**Dataset content**:

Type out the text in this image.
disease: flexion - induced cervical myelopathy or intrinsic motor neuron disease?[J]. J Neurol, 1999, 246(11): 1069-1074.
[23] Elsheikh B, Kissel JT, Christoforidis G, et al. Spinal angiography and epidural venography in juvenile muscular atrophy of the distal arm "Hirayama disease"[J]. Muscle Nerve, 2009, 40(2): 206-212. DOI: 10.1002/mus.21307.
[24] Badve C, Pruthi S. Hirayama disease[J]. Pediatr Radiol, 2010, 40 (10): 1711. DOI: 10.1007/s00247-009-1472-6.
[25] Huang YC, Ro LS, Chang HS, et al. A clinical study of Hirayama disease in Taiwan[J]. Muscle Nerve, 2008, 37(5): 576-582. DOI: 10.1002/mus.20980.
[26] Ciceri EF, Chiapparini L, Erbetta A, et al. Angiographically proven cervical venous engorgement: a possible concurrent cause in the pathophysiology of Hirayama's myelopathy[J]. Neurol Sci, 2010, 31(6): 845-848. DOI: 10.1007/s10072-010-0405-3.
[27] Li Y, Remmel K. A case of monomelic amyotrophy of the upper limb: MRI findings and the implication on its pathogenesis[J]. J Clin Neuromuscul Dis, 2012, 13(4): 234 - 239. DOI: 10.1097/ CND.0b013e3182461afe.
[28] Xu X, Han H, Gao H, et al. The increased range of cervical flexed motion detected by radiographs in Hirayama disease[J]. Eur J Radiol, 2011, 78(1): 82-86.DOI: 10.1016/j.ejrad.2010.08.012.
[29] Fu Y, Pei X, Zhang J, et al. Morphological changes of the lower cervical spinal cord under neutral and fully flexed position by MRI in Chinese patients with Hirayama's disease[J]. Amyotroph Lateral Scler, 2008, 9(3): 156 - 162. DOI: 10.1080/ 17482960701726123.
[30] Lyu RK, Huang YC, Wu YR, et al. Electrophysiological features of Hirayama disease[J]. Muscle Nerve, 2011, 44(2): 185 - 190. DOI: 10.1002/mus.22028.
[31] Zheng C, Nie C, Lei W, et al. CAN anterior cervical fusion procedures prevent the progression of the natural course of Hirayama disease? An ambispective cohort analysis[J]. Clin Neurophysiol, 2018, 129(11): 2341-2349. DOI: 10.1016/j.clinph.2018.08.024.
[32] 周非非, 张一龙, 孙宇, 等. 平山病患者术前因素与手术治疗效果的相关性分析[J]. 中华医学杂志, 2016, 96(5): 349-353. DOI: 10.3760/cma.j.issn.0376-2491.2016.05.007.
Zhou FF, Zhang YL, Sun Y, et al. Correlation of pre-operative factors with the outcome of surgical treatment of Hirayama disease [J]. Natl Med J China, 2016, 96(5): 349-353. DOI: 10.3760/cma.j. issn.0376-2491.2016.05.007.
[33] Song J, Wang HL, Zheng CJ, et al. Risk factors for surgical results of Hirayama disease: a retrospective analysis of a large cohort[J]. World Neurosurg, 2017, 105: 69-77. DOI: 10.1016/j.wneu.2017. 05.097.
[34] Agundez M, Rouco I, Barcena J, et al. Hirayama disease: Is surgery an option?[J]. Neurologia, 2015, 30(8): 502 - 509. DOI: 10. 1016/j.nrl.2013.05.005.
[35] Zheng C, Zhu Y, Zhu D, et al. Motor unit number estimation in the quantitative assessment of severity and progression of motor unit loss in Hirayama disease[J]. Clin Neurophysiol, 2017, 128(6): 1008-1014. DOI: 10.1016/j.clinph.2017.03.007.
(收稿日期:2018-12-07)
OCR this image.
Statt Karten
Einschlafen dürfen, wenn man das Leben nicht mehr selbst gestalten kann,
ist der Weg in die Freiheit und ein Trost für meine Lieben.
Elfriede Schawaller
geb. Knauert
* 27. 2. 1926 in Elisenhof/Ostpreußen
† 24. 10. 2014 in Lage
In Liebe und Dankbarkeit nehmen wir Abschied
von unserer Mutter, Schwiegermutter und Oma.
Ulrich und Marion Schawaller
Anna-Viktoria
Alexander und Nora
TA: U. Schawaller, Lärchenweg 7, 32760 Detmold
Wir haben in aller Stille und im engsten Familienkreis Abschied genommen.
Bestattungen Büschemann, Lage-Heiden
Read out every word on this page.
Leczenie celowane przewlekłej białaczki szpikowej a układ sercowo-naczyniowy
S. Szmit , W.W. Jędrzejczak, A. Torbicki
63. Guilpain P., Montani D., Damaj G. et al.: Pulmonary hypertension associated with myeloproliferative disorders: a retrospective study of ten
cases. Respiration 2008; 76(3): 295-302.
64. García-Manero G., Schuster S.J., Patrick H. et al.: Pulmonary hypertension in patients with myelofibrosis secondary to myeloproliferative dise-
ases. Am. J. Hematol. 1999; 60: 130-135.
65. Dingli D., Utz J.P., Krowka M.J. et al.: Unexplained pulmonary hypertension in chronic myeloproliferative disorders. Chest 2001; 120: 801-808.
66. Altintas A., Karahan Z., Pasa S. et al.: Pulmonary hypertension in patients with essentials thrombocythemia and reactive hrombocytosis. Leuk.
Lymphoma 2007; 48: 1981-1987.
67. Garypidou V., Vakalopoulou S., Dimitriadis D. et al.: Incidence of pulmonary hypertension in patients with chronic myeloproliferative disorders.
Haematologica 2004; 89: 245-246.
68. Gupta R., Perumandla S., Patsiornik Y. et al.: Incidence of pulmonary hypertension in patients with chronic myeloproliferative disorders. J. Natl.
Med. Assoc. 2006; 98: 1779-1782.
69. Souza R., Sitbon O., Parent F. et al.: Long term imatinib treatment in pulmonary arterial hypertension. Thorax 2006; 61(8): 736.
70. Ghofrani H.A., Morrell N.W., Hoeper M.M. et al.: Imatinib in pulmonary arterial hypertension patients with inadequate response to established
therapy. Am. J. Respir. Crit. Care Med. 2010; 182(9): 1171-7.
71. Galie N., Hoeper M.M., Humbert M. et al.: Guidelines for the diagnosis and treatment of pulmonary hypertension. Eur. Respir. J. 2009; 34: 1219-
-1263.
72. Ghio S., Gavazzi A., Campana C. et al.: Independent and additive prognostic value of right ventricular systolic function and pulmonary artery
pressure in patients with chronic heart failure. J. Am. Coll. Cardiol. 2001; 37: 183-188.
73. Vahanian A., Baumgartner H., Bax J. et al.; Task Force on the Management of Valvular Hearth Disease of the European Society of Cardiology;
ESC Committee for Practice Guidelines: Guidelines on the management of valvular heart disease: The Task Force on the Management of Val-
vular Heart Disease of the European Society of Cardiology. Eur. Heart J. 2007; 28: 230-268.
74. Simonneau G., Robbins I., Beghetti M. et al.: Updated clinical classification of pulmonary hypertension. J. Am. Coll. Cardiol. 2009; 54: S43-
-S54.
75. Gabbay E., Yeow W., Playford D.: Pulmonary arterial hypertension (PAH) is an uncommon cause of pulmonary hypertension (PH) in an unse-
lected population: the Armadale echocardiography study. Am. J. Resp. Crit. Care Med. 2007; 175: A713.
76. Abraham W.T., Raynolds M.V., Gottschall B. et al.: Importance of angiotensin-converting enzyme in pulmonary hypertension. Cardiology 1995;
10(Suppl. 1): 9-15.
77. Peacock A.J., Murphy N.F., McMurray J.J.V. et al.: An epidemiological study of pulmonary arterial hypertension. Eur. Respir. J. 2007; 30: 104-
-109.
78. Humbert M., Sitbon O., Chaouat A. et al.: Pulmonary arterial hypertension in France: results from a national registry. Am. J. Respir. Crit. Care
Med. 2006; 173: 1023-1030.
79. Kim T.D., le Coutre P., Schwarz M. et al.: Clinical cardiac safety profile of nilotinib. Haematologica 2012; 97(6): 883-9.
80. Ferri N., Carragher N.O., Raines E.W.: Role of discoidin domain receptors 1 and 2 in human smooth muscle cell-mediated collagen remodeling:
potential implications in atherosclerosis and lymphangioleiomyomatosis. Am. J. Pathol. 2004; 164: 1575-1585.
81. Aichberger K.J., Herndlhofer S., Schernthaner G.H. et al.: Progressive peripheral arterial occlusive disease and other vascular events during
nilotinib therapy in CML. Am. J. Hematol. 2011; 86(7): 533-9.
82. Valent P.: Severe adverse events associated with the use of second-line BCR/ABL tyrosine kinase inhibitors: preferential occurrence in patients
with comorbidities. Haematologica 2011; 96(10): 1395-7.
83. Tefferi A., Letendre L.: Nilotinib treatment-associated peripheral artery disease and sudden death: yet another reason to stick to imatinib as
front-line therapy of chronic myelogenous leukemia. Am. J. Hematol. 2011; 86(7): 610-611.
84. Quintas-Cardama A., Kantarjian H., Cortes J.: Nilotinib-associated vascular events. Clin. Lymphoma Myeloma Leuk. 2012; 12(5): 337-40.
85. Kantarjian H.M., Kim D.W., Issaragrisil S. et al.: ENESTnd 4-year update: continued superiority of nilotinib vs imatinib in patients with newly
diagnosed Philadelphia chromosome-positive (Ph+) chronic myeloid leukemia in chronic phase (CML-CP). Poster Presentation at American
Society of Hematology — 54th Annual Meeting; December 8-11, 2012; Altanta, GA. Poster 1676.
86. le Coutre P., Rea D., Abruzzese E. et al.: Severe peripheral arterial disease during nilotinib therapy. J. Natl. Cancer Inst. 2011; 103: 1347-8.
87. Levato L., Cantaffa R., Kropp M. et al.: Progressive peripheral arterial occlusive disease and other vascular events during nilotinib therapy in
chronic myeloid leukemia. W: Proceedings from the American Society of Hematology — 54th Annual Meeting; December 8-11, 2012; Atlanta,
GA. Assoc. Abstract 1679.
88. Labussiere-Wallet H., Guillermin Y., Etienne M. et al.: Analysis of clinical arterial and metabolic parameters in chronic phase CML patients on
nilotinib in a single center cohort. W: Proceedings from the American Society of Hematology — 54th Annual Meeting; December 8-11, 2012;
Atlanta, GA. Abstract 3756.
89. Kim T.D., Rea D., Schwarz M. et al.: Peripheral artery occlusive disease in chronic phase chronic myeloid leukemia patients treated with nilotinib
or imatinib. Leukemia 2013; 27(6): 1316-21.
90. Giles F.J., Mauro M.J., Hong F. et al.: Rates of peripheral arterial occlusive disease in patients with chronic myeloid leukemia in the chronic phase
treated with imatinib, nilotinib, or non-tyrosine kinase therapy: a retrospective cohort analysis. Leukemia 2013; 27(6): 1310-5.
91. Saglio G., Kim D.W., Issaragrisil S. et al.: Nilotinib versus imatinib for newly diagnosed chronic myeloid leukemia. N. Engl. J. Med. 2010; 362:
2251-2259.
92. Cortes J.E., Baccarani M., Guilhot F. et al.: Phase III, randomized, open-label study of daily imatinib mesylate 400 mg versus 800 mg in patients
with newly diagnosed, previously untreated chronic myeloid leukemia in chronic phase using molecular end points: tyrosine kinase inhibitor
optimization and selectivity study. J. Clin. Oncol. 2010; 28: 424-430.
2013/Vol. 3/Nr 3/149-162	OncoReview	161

**Problem details**: Which lines in the material contain the word "Cortes"? Pull each of them out.

**Output of the task**:
84. Quintas-Cardama A., Kantarjian H., Cortes J.: Nilotinib-associated vascular events. Clin. Lymphoma Myeloma Leuk. 2012; 12(5): 337-40.
92. Cortes J.E., Baccarani M., Guilhot F. et al.: Phase III, randomized, open-label study of daily imatinib mesylate 400 mg versus 800 mg in patients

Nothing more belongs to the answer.